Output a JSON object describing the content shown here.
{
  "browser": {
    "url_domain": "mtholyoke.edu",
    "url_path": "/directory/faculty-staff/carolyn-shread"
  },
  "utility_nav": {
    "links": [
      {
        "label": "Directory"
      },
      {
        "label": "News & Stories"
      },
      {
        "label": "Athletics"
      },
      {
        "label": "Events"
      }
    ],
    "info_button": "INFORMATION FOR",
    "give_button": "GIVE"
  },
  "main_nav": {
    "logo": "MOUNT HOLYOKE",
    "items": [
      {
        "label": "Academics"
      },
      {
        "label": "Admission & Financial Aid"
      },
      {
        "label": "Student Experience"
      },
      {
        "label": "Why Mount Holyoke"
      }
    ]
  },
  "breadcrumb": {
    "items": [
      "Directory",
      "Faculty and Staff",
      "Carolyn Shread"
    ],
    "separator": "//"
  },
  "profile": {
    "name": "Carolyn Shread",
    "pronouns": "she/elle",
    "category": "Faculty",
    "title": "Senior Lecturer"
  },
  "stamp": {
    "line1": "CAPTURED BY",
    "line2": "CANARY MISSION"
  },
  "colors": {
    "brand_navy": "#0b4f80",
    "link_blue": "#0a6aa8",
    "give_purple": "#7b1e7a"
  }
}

→ GOAL: All lines of the data above that include the word "label" must be shown.

→ RESPONSE FOR THIS EXERCISE:
        "label": "Directory"
        "label": "News & Stories"
        "label": "Athletics"
        "label": "Events"
        "label": "Academics"
        "label": "Admission & Financial Aid"
        "label": "Student Experience"
        "label": "Why Mount Holyoke"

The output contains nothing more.